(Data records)
┌────────

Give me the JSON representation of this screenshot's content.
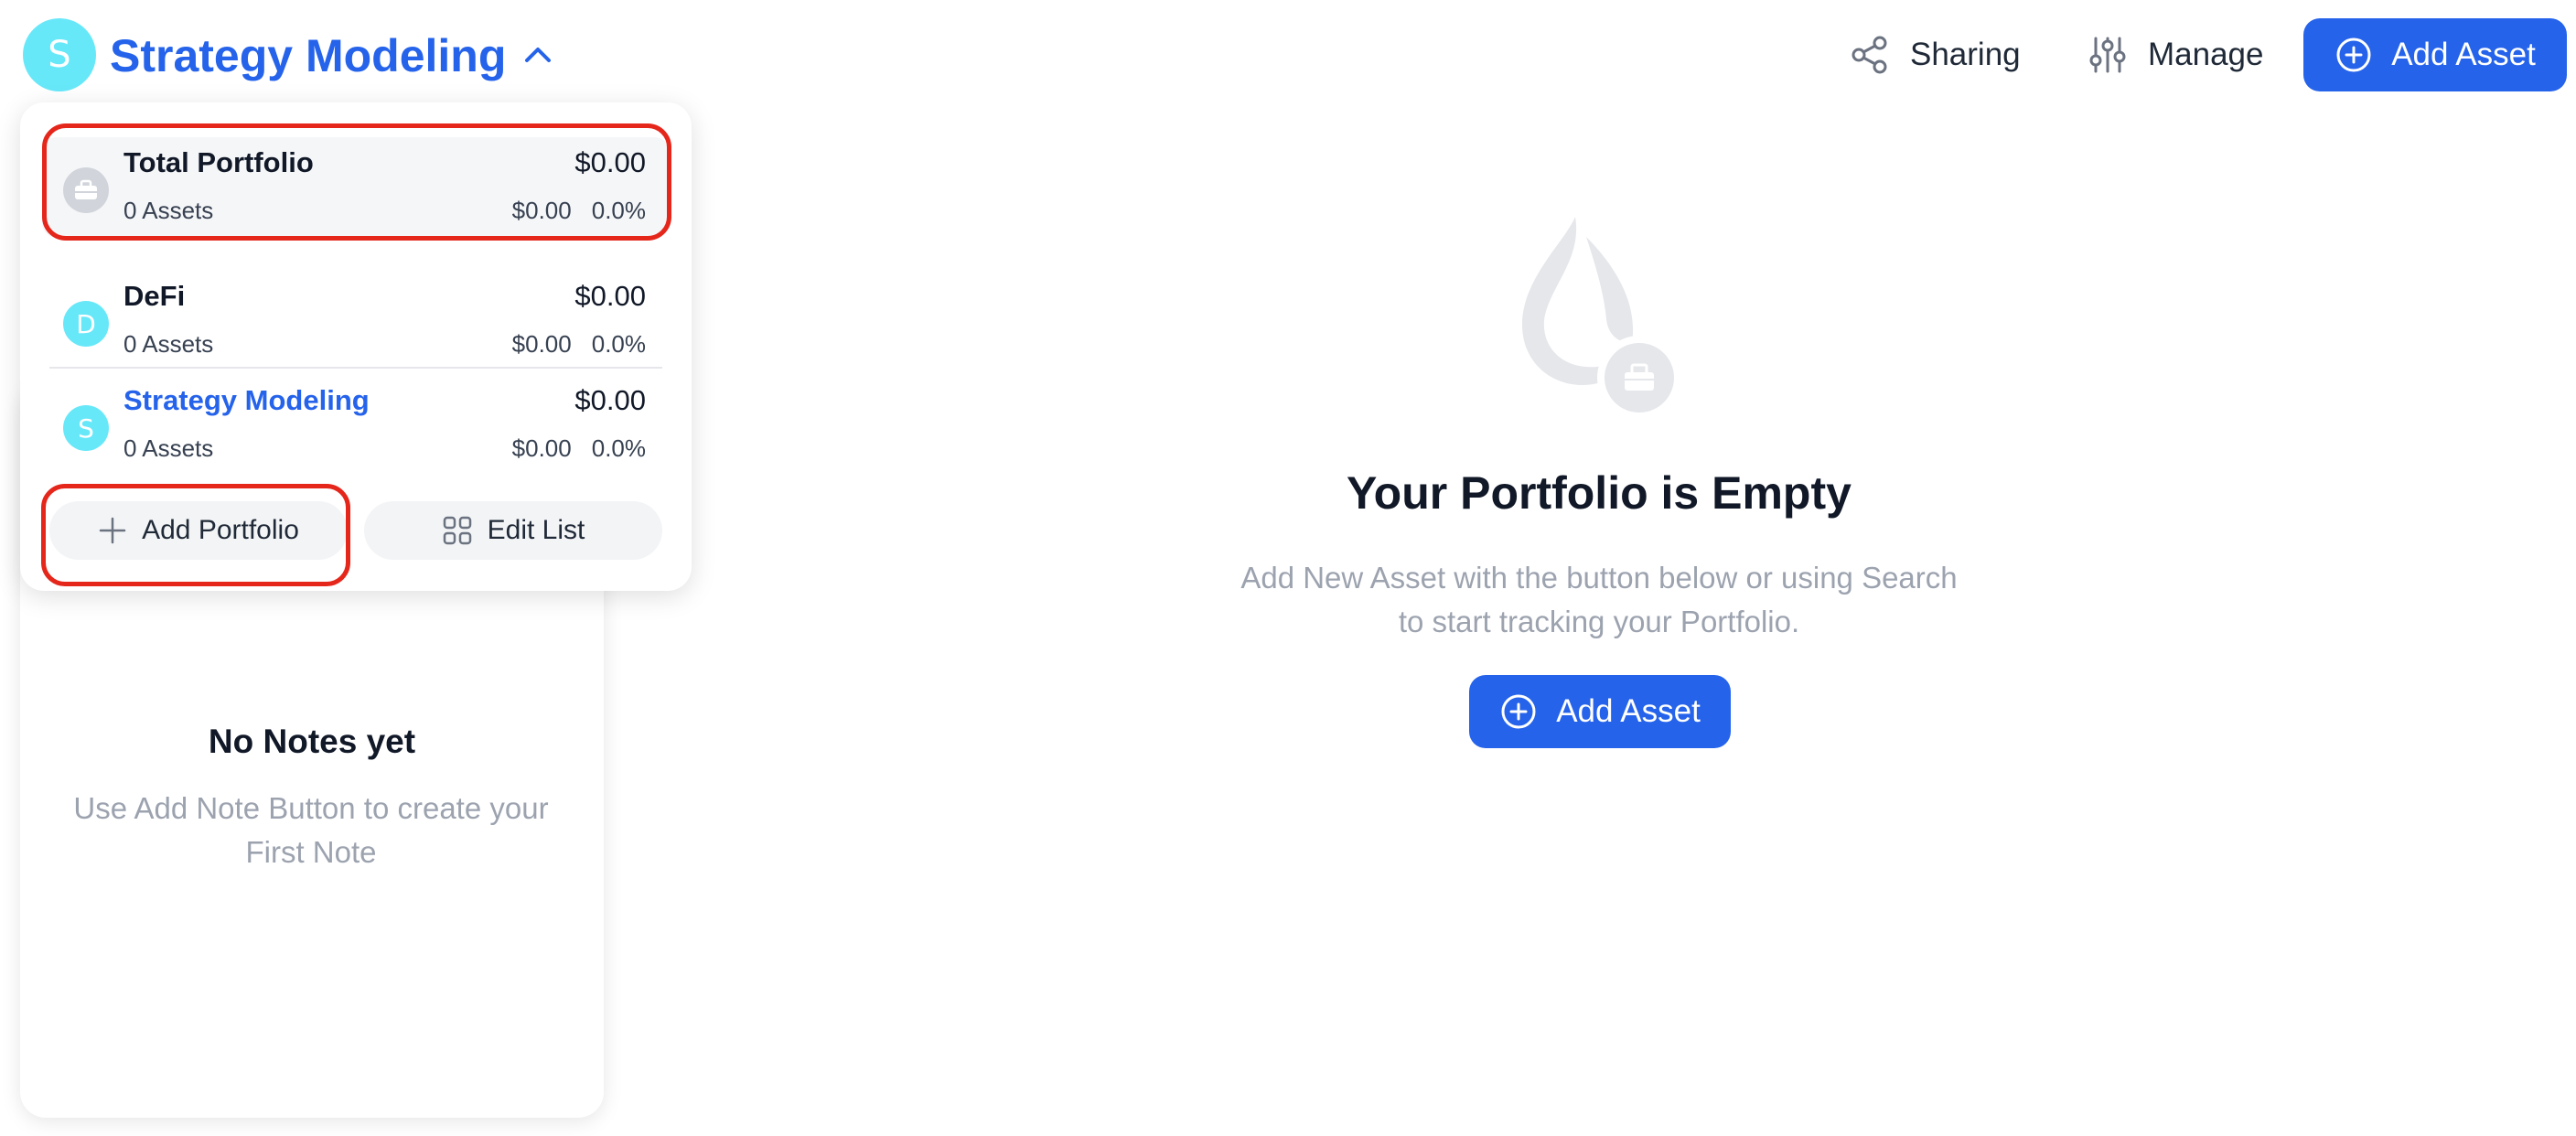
{
  "header": {
    "avatar_letter": "S",
    "portfolio_title": "Strategy Modeling",
    "sharing_label": "Sharing",
    "manage_label": "Manage",
    "add_asset_label": "Add Asset"
  },
  "dropdown": {
    "portfolios": [
      {
        "name": "Total Portfolio",
        "value": "$0.00",
        "assets": "0 Assets",
        "change_value": "$0.00",
        "change_pct": "0.0%",
        "icon": "briefcase-icon"
      },
      {
        "name": "DeFi",
        "avatar_letter": "D",
        "value": "$0.00",
        "assets": "0 Assets",
        "change_value": "$0.00",
        "change_pct": "0.0%"
      },
      {
        "name": "Strategy Modeling",
        "avatar_letter": "S",
        "value": "$0.00",
        "assets": "0 Assets",
        "change_value": "$0.00",
        "change_pct": "0.0%",
        "selected": true
      }
    ],
    "add_portfolio_label": "Add Portfolio",
    "edit_list_label": "Edit List"
  },
  "notes": {
    "title": "No Notes yet",
    "description": "Use Add Note Button to create your First Note"
  },
  "empty_state": {
    "title": "Your Portfolio is Empty",
    "description": "Add New Asset with the button below or using Search to start tracking your Portfolio.",
    "add_asset_label": "Add Asset"
  },
  "colors": {
    "accent": "#2563eb",
    "avatar": "#67e8f9",
    "annotation": "#e5261b"
  }
}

└────────

> Request: Restate the records word for word, omitting images.

> Solved problem:
Give me the JSON representation of this screenshot's content.
{
  "header": {
    "avatar_letter": "S",
    "portfolio_title": "Strategy Modeling",
    "sharing_label": "Sharing",
    "manage_label": "Manage",
    "add_asset_label": "Add Asset"
  },
  "dropdown": {
    "portfolios": [
      {
        "name": "Total Portfolio",
        "value": "$0.00",
        "assets": "0 Assets",
        "change_value": "$0.00",
        "change_pct": "0.0%",
        "icon": "briefcase-icon"
      },
      {
        "name": "DeFi",
        "avatar_letter": "D",
        "value": "$0.00",
        "assets": "0 Assets",
        "change_value": "$0.00",
        "change_pct": "0.0%"
      },
      {
        "name": "Strategy Modeling",
        "avatar_letter": "S",
        "value": "$0.00",
        "assets": "0 Assets",
        "change_value": "$0.00",
        "change_pct": "0.0%",
        "selected": true
      }
    ],
    "add_portfolio_label": "Add Portfolio",
    "edit_list_label": "Edit List"
  },
  "notes": {
    "title": "No Notes yet",
    "description": "Use Add Note Button to create your First Note"
  },
  "empty_state": {
    "title": "Your Portfolio is Empty",
    "description": "Add New Asset with the button below or using Search to start tracking your Portfolio.",
    "add_asset_label": "Add Asset"
  },
  "colors": {
    "accent": "#2563eb",
    "avatar": "#67e8f9",
    "annotation": "#e5261b"
  }
}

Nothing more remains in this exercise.